__Task prompt__. Give only the lines from the one containing "Transcribe this image's" through the end of the material below, exactly as written.

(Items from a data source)
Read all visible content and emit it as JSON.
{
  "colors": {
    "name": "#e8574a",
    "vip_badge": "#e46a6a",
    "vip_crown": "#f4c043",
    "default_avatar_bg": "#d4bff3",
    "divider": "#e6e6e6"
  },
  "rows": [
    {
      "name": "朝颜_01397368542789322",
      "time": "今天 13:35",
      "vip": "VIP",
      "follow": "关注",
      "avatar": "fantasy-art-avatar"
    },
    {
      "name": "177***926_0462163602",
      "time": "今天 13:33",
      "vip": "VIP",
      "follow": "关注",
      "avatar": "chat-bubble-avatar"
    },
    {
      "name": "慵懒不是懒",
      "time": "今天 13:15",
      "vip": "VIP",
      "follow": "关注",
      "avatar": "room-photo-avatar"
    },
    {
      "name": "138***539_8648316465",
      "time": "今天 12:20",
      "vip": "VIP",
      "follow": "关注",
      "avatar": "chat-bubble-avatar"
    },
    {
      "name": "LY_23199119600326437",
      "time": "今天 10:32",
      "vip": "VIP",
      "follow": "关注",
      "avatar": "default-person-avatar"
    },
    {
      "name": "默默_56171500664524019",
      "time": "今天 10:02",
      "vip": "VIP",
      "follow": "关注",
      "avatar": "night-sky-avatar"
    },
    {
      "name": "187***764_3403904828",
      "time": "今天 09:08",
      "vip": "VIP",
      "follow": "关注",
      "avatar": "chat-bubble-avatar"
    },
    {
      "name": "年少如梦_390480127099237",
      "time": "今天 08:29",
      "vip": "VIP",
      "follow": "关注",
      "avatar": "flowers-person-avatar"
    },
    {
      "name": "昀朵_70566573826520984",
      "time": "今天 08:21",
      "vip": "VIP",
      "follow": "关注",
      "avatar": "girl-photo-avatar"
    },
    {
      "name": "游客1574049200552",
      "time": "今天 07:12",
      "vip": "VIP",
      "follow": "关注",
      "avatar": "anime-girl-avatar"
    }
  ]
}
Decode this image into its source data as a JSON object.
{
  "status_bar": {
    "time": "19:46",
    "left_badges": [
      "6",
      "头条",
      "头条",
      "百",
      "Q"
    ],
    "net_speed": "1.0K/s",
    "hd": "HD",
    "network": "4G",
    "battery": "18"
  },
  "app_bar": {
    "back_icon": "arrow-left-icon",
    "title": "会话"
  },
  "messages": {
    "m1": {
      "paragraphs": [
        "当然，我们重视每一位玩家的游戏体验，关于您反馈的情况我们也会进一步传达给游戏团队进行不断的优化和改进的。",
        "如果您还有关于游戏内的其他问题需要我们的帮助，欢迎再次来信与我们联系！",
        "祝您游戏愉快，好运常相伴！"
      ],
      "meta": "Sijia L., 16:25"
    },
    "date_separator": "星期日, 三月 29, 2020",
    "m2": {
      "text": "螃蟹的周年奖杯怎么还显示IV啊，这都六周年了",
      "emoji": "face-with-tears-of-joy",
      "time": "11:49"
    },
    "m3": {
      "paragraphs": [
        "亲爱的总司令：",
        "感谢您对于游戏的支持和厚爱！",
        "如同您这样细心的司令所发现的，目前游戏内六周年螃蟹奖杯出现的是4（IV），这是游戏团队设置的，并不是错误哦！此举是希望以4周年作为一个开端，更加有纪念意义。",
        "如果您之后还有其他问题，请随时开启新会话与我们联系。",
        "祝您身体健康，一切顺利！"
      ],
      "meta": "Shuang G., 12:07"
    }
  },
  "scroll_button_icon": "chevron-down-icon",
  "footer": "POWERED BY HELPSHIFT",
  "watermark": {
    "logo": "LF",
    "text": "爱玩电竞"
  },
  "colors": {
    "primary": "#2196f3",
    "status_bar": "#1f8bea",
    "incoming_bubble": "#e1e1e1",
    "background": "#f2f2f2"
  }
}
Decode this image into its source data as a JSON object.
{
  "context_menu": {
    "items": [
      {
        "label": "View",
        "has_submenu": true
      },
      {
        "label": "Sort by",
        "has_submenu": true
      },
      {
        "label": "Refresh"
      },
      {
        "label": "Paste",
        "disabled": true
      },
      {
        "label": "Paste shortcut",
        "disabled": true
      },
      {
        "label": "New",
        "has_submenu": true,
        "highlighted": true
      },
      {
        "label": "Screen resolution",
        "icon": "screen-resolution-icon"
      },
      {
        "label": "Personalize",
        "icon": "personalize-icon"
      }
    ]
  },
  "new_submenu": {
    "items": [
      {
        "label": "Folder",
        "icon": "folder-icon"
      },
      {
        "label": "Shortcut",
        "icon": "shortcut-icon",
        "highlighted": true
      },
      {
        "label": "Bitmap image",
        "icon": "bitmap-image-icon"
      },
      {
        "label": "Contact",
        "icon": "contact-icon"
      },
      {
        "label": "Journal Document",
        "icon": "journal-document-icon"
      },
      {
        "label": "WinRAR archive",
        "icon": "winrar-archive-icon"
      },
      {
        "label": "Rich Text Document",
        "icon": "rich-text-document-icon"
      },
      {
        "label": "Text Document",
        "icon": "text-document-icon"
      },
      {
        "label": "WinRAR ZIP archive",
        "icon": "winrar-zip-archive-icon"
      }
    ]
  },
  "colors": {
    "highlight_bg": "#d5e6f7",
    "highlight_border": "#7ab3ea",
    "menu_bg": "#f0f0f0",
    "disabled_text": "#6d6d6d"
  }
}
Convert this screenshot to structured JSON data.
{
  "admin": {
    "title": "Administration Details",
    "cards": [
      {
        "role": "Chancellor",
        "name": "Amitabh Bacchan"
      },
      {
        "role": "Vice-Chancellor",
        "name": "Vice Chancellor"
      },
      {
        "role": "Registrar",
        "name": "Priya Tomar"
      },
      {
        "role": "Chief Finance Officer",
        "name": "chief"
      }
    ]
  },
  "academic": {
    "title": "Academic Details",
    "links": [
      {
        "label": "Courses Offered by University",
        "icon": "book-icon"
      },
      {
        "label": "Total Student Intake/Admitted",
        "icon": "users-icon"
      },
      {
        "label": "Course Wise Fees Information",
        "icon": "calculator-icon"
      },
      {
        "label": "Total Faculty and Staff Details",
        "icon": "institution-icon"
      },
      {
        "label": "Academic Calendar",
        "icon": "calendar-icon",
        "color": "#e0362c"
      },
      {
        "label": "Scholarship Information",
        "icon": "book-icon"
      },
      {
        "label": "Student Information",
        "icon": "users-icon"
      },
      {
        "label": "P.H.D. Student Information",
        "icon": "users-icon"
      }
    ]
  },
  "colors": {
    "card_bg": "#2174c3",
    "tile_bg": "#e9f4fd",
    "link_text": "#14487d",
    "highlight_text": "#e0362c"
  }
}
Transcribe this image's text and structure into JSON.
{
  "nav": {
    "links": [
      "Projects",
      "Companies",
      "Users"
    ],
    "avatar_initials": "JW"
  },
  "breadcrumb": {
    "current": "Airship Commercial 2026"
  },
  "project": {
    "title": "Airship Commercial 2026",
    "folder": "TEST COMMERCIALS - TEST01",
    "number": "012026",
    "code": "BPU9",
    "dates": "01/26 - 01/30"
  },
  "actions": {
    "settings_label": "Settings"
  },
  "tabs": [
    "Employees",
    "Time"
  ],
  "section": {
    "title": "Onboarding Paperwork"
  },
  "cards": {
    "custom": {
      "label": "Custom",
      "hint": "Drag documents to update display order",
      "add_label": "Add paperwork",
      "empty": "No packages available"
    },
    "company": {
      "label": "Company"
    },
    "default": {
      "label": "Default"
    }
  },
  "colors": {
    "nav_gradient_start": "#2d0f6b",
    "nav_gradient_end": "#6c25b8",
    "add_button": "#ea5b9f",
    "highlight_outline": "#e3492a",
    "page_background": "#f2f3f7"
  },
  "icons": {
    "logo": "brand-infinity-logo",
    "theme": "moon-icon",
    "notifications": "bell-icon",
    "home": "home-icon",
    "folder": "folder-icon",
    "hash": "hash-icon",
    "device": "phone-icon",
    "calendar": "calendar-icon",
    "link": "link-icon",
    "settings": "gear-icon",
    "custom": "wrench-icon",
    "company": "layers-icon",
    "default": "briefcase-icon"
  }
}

__Result__.
Transcribe this image's text and structure into JSON.
{
  "nav": {
    "links": [
      "Projects",
      "Companies",
      "Users"
    ],
    "avatar_initials": "JW"
  },
  "breadcrumb": {
    "current": "Airship Commercial 2026"
  },
  "project": {
    "title": "Airship Commercial 2026",
    "folder": "TEST COMMERCIALS - TEST01",
    "number": "012026",
    "code": "BPU9",
    "dates": "01/26 - 01/30"
  },
  "actions": {
    "settings_label": "Settings"
  },
  "tabs": [
    "Employees",
    "Time"
  ],
  "section": {
    "title": "Onboarding Paperwork"
  },
  "cards": {
    "custom": {
      "label": "Custom",
      "hint": "Drag documents to update display order",
      "add_label": "Add paperwork",
      "empty": "No packages available"
    },
    "company": {
      "label": "Company"
    },
    "default": {
      "label": "Default"
    }
  },
  "colors": {
    "nav_gradient_start": "#2d0f6b",
    "nav_gradient_end": "#6c25b8",
    "add_button": "#ea5b9f",
    "highlight_outline": "#e3492a",
    "page_background": "#f2f3f7"
  },
  "icons": {
    "logo": "brand-infinity-logo",
    "theme": "moon-icon",
    "notifications": "bell-icon",
    "home": "home-icon",
    "folder": "folder-icon",
    "hash": "hash-icon",
    "device": "phone-icon",
    "calendar": "calendar-icon",
    "link": "link-icon",
    "settings": "gear-icon",
    "custom": "wrench-icon",
    "company": "layers-icon",
    "default": "briefcase-icon"
  }
}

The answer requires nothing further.